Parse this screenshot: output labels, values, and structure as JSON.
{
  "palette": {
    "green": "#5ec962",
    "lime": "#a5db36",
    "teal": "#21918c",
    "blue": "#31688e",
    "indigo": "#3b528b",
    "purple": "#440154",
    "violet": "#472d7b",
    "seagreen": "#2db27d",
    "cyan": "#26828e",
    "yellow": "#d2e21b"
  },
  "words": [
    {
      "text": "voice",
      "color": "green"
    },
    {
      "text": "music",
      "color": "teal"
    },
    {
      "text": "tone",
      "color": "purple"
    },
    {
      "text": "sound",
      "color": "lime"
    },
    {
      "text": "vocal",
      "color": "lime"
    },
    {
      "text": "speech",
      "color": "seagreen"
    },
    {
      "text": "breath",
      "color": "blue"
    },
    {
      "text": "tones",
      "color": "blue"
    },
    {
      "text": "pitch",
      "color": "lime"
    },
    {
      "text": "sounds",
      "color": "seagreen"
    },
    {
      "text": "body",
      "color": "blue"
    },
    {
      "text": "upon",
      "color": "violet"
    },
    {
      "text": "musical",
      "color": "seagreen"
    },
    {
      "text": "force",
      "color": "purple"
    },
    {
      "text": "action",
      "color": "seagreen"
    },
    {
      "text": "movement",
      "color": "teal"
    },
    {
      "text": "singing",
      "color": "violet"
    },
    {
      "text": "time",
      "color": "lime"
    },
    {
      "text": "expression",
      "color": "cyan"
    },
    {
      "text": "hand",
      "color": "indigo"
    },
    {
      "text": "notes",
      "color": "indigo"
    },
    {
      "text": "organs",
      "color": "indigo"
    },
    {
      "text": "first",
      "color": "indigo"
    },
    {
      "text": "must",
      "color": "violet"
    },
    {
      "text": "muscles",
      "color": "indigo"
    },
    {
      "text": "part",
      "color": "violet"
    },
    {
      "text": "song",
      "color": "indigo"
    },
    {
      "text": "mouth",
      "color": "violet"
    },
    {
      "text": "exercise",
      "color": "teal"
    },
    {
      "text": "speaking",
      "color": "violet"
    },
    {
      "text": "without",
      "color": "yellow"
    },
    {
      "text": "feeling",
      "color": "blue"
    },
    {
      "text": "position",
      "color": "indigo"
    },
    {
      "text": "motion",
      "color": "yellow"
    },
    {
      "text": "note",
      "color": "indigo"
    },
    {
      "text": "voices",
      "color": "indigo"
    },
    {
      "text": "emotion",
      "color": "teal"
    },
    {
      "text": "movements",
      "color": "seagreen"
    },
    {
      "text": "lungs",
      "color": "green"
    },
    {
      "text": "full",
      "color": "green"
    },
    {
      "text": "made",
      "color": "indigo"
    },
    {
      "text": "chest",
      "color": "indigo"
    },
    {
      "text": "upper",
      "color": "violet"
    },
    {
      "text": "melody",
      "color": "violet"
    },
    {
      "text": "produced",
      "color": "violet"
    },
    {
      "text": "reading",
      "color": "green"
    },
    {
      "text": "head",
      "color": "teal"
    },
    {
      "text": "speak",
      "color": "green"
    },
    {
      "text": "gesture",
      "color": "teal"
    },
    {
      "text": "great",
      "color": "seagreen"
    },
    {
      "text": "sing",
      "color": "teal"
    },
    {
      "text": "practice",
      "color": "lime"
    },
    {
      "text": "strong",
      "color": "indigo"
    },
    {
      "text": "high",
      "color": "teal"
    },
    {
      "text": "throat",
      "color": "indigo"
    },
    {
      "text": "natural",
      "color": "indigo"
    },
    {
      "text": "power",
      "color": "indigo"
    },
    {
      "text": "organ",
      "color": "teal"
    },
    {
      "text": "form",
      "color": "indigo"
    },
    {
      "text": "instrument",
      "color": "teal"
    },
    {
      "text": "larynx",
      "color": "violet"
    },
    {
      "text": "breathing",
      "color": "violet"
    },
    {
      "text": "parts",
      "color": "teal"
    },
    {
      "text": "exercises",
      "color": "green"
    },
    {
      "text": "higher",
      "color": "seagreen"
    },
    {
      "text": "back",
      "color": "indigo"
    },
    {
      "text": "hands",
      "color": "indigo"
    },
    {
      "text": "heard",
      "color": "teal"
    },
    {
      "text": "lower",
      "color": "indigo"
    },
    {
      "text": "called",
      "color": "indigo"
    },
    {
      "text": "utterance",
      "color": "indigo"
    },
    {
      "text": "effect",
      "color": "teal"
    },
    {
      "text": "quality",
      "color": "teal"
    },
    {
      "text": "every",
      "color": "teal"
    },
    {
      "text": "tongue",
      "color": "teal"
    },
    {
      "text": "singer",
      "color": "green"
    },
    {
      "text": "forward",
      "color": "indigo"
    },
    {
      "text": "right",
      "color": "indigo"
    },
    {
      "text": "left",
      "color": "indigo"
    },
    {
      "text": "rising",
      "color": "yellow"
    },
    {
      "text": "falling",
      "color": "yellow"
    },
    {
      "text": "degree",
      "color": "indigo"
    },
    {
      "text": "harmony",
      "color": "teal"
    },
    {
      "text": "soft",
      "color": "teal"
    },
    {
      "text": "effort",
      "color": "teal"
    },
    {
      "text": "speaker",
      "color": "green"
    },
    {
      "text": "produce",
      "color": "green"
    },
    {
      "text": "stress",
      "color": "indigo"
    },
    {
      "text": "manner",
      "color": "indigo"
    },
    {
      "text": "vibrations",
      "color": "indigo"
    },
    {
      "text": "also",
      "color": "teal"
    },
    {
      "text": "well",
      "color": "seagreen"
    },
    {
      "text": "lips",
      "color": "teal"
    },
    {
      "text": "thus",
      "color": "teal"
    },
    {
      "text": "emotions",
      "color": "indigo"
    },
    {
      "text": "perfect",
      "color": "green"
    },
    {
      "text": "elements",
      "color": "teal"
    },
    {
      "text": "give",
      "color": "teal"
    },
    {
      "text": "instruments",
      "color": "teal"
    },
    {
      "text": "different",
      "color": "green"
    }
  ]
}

------------------------------------

What the task asks:
The records above must be output exactly, in full.

Solved problem:
Parse this screenshot: output labels, values, and structure as JSON.
{
  "palette": {
    "green": "#5ec962",
    "lime": "#a5db36",
    "teal": "#21918c",
    "blue": "#31688e",
    "indigo": "#3b528b",
    "purple": "#440154",
    "violet": "#472d7b",
    "seagreen": "#2db27d",
    "cyan": "#26828e",
    "yellow": "#d2e21b"
  },
  "words": [
    {
      "text": "voice",
      "color": "green"
    },
    {
      "text": "music",
      "color": "teal"
    },
    {
      "text": "tone",
      "color": "purple"
    },
    {
      "text": "sound",
      "color": "lime"
    },
    {
      "text": "vocal",
      "color": "lime"
    },
    {
      "text": "speech",
      "color": "seagreen"
    },
    {
      "text": "breath",
      "color": "blue"
    },
    {
      "text": "tones",
      "color": "blue"
    },
    {
      "text": "pitch",
      "color": "lime"
    },
    {
      "text": "sounds",
      "color": "seagreen"
    },
    {
      "text": "body",
      "color": "blue"
    },
    {
      "text": "upon",
      "color": "violet"
    },
    {
      "text": "musical",
      "color": "seagreen"
    },
    {
      "text": "force",
      "color": "purple"
    },
    {
      "text": "action",
      "color": "seagreen"
    },
    {
      "text": "movement",
      "color": "teal"
    },
    {
      "text": "singing",
      "color": "violet"
    },
    {
      "text": "time",
      "color": "lime"
    },
    {
      "text": "expression",
      "color": "cyan"
    },
    {
      "text": "hand",
      "color": "indigo"
    },
    {
      "text": "notes",
      "color": "indigo"
    },
    {
      "text": "organs",
      "color": "indigo"
    },
    {
      "text": "first",
      "color": "indigo"
    },
    {
      "text": "must",
      "color": "violet"
    },
    {
      "text": "muscles",
      "color": "indigo"
    },
    {
      "text": "part",
      "color": "violet"
    },
    {
      "text": "song",
      "color": "indigo"
    },
    {
      "text": "mouth",
      "color": "violet"
    },
    {
      "text": "exercise",
      "color": "teal"
    },
    {
      "text": "speaking",
      "color": "violet"
    },
    {
      "text": "without",
      "color": "yellow"
    },
    {
      "text": "feeling",
      "color": "blue"
    },
    {
      "text": "position",
      "color": "indigo"
    },
    {
      "text": "motion",
      "color": "yellow"
    },
    {
      "text": "note",
      "color": "indigo"
    },
    {
      "text": "voices",
      "color": "indigo"
    },
    {
      "text": "emotion",
      "color": "teal"
    },
    {
      "text": "movements",
      "color": "seagreen"
    },
    {
      "text": "lungs",
      "color": "green"
    },
    {
      "text": "full",
      "color": "green"
    },
    {
      "text": "made",
      "color": "indigo"
    },
    {
      "text": "chest",
      "color": "indigo"
    },
    {
      "text": "upper",
      "color": "violet"
    },
    {
      "text": "melody",
      "color": "violet"
    },
    {
      "text": "produced",
      "color": "violet"
    },
    {
      "text": "reading",
      "color": "green"
    },
    {
      "text": "head",
      "color": "teal"
    },
    {
      "text": "speak",
      "color": "green"
    },
    {
      "text": "gesture",
      "color": "teal"
    },
    {
      "text": "great",
      "color": "seagreen"
    },
    {
      "text": "sing",
      "color": "teal"
    },
    {
      "text": "practice",
      "color": "lime"
    },
    {
      "text": "strong",
      "color": "indigo"
    },
    {
      "text": "high",
      "color": "teal"
    },
    {
      "text": "throat",
      "color": "indigo"
    },
    {
      "text": "natural",
      "color": "indigo"
    },
    {
      "text": "power",
      "color": "indigo"
    },
    {
      "text": "organ",
      "color": "teal"
    },
    {
      "text": "form",
      "color": "indigo"
    },
    {
      "text": "instrument",
      "color": "teal"
    },
    {
      "text": "larynx",
      "color": "violet"
    },
    {
      "text": "breathing",
      "color": "violet"
    },
    {
      "text": "parts",
      "color": "teal"
    },
    {
      "text": "exercises",
      "color": "green"
    },
    {
      "text": "higher",
      "color": "seagreen"
    },
    {
      "text": "back",
      "color": "indigo"
    },
    {
      "text": "hands",
      "color": "indigo"
    },
    {
      "text": "heard",
      "color": "teal"
    },
    {
      "text": "lower",
      "color": "indigo"
    },
    {
      "text": "called",
      "color": "indigo"
    },
    {
      "text": "utterance",
      "color": "indigo"
    },
    {
      "text": "effect",
      "color": "teal"
    },
    {
      "text": "quality",
      "color": "teal"
    },
    {
      "text": "every",
      "color": "teal"
    },
    {
      "text": "tongue",
      "color": "teal"
    },
    {
      "text": "singer",
      "color": "green"
    },
    {
      "text": "forward",
      "color": "indigo"
    },
    {
      "text": "right",
      "color": "indigo"
    },
    {
      "text": "left",
      "color": "indigo"
    },
    {
      "text": "rising",
      "color": "yellow"
    },
    {
      "text": "falling",
      "color": "yellow"
    },
    {
      "text": "degree",
      "color": "indigo"
    },
    {
      "text": "harmony",
      "color": "teal"
    },
    {
      "text": "soft",
      "color": "teal"
    },
    {
      "text": "effort",
      "color": "teal"
    },
    {
      "text": "speaker",
      "color": "green"
    },
    {
      "text": "produce",
      "color": "green"
    },
    {
      "text": "stress",
      "color": "indigo"
    },
    {
      "text": "manner",
      "color": "indigo"
    },
    {
      "text": "vibrations",
      "color": "indigo"
    },
    {
      "text": "also",
      "color": "teal"
    },
    {
      "text": "well",
      "color": "seagreen"
    },
    {
      "text": "lips",
      "color": "teal"
    },
    {
      "text": "thus",
      "color": "teal"
    },
    {
      "text": "emotions",
      "color": "indigo"
    },
    {
      "text": "perfect",
      "color": "green"
    },
    {
      "text": "elements",
      "color": "teal"
    },
    {
      "text": "give",
      "color": "teal"
    },
    {
      "text": "instruments",
      "color": "teal"
    },
    {
      "text": "different",
      "color": "green"
    }
  ]
}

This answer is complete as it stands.